Ten slotte is er nog een speciale Ultrawide modus. Deze optie kun je aanzetten op zowel de Performance en Quality-modi en zorgt ervoor dat er boven en onder aan het scherm zwarte balken verschijnen, tevens is de zogeheten ‘field of view’ groter, waardoor je meer van Sams omgevingen kunt zien. Dit moet voor een meer filmische ervaring zorgen. Ten slotte zijn de watereffecten verbeterd, hebben een aantal texturen wat meer detail gekregen is de ‘level of detail’ verhoogd, wat ervoor zorgt dat je meer zaken in de verte kunt zien. Hoewel de hogere framerate een verademing is ten opzichte van de originele game, zijn de verdere aanpassingen niet significant. Dat is overigens geen kritiek, maar juist een compliment aan de waanzinnige schoonheid die Kojima Productions uit de Decima engine heeft weten te persen.

Wat je doet:
**A)** Vertaal de zin "Dit moet voor een meer filmische ervaring zorgen." uit het tekstfragment over de Ultrawide modus naar het Engels.
**B)** Wijzig het deel van het tekstfragment tussen "Ten slotte is" en "weten te persen.", beide inbegrepen, door "zwarte balken" te vervangen door "donkere randen".
Je hebt de gegevens niet nodig.

Bronmateriaal:
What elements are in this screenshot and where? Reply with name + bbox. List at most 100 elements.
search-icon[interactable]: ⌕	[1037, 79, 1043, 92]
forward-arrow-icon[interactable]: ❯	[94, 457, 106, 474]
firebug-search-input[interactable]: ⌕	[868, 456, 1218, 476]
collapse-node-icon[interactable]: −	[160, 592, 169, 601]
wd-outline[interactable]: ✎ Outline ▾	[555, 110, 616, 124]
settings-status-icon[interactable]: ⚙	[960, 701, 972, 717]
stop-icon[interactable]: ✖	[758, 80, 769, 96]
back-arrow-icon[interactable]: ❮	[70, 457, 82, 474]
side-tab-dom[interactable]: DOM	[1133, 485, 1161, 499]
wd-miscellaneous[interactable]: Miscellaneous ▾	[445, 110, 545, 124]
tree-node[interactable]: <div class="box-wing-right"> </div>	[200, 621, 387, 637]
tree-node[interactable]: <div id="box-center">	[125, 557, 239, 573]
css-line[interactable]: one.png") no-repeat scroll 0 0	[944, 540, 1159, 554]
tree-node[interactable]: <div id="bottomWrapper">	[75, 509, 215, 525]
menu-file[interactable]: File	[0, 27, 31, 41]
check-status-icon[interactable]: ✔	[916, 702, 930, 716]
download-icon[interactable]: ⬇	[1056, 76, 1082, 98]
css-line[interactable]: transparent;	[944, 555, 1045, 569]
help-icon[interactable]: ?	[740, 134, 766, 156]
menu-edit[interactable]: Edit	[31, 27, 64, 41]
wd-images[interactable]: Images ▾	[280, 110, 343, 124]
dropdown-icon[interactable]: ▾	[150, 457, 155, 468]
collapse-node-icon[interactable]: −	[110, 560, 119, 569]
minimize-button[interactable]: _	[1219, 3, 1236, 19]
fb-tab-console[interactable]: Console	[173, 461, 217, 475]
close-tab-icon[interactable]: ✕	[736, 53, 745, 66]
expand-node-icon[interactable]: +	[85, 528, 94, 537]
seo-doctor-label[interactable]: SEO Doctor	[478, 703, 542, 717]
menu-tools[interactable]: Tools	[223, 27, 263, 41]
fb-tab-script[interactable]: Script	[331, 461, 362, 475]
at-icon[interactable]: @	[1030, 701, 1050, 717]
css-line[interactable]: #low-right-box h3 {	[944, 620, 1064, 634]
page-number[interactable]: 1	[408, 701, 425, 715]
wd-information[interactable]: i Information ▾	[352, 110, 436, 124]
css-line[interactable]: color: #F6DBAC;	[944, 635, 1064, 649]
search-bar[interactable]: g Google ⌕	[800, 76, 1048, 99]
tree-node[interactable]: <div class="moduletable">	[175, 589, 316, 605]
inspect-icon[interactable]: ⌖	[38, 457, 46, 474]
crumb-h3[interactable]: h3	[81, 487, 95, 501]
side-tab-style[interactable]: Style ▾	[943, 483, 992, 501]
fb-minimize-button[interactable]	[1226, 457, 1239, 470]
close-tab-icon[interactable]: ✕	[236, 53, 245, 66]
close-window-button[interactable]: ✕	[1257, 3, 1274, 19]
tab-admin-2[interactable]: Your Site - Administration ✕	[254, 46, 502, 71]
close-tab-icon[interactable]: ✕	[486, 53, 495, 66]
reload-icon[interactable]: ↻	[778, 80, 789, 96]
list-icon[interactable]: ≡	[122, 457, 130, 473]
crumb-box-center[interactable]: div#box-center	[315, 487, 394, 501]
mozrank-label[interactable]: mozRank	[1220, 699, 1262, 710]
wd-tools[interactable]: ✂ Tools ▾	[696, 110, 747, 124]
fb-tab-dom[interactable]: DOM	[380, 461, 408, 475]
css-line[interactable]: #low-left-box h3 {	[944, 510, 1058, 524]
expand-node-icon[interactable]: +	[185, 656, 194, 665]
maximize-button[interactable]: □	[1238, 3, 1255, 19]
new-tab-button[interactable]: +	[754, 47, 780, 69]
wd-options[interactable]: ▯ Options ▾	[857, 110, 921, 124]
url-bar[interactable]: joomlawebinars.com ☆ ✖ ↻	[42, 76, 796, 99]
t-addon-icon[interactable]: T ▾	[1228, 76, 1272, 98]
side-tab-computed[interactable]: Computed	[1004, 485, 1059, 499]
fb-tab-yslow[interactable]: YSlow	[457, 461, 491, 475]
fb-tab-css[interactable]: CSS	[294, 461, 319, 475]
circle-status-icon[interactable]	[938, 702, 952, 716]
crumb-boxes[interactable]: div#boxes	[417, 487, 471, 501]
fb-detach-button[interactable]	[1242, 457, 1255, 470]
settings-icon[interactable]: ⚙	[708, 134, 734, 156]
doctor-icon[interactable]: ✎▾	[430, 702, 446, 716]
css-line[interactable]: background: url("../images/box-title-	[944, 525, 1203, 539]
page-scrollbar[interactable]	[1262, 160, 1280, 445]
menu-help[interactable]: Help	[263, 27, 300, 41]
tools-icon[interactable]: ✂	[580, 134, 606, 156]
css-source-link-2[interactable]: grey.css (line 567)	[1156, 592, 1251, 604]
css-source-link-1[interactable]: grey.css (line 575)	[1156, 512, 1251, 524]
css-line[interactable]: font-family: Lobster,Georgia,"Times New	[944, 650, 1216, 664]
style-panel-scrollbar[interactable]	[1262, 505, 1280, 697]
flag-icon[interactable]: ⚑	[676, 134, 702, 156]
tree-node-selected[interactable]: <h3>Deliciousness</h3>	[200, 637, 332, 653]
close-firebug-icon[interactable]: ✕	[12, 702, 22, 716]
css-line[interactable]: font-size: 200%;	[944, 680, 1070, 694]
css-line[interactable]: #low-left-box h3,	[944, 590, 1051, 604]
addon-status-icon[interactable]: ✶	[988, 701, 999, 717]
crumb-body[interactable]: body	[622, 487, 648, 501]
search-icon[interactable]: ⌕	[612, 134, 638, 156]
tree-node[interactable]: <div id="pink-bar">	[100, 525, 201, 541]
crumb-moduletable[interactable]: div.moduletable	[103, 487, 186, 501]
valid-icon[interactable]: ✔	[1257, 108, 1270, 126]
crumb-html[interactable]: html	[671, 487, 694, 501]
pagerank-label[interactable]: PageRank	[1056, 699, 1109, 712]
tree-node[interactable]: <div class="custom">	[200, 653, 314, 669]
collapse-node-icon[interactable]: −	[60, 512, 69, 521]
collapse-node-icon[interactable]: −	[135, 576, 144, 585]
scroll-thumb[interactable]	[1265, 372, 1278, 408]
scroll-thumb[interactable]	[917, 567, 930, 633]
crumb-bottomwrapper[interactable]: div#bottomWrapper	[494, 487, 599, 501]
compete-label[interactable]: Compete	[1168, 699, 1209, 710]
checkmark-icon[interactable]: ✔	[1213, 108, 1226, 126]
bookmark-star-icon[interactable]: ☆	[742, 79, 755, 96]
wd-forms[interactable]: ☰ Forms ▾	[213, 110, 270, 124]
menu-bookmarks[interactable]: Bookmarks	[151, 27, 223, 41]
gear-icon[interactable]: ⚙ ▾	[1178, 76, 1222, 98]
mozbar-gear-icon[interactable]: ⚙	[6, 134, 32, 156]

Oplossingen:
**A)** This is supposed to provide a more cinematic experience.

**B)**
Ten slotte is er nog een speciale Ultrawide modus. Deze optie kun je aanzetten op zowel de Performance en Quality-modi en zorgt ervoor dat er boven en onder aan het scherm donkere randen verschijnen, tevens is de zogeheten ‘field of view’ groter, waardoor je meer van Sams omgevingen kunt zien. Dit moet voor een meer filmische ervaring zorgen. Ten slotte zijn de watereffecten verbeterd, hebben een aantal texturen wat meer detail gekregen is de ‘level of detail’ verhoogd, wat ervoor zorgt dat je meer zaken in de verte kunt zien. Hoewel de hogere framerate een verademing is ten opzichte van de originele game, zijn de verdere aanpassingen niet significant. Dat is overigens geen kritiek, maar juist een compliment aan de waanzinnige schoonheid die Kojima Productions uit de Decima engine heeft weten te persen.